◆ WRITTEN INSTRUCTION: Gather every row below that contains the string "tick" and copy each of those rows in full.

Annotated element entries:
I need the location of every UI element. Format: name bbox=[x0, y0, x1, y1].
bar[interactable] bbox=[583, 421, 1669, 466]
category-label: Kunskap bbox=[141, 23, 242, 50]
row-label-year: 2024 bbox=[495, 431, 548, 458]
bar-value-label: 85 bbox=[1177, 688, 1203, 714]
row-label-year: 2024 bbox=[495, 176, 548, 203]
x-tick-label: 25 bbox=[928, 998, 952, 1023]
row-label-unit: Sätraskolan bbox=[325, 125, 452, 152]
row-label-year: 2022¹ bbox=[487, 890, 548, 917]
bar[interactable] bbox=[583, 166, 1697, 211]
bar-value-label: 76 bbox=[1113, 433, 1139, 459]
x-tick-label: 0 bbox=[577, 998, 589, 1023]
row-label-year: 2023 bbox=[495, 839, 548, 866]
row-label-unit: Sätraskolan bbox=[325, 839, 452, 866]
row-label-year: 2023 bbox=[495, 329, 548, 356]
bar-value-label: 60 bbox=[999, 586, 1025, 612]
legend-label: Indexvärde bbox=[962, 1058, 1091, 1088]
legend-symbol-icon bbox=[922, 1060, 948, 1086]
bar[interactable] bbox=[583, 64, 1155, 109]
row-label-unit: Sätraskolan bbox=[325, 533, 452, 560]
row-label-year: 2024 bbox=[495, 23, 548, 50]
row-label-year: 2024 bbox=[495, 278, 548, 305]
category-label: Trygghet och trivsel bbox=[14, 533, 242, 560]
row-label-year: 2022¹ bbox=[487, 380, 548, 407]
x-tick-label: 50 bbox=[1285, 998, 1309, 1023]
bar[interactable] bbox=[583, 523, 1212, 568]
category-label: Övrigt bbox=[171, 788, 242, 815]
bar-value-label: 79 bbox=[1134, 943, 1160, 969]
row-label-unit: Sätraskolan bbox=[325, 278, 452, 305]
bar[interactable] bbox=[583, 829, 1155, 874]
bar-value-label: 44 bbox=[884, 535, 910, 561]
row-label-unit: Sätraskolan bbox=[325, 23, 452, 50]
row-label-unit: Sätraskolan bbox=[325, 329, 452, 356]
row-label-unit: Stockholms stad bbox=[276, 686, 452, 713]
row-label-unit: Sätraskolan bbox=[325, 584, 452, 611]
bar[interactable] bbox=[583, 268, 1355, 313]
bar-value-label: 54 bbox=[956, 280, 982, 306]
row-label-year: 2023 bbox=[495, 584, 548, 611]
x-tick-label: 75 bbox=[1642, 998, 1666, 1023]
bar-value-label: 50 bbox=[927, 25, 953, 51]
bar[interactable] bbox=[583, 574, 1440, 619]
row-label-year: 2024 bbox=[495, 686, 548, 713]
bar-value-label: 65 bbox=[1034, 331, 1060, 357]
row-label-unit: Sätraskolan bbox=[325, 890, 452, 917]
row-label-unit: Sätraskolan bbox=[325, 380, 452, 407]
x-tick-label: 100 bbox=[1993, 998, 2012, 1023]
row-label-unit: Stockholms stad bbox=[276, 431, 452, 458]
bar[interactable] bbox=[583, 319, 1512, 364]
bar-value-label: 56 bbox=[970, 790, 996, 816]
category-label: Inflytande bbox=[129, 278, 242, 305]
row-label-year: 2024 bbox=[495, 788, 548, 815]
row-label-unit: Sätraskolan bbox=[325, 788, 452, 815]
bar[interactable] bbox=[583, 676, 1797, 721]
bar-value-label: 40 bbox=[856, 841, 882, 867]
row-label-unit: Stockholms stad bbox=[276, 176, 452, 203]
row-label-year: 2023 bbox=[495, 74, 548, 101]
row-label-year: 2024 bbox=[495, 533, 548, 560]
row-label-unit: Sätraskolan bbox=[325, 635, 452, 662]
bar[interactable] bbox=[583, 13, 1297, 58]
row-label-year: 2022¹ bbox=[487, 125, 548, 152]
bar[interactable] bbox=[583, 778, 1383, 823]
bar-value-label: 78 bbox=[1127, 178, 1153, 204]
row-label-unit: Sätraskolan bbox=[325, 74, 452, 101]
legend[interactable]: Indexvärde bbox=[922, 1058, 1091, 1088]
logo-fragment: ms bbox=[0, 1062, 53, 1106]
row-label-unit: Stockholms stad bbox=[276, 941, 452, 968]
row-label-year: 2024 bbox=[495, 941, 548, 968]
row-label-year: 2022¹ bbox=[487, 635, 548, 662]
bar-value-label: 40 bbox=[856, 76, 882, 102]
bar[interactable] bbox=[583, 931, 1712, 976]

◆ THE RESULT:
x-tick-label: 25 bbox=[928, 998, 952, 1023]
x-tick-label: 0 bbox=[577, 998, 589, 1023]
x-tick-label: 50 bbox=[1285, 998, 1309, 1023]
x-tick-label: 75 bbox=[1642, 998, 1666, 1023]
x-tick-label: 100 bbox=[1993, 998, 2012, 1023]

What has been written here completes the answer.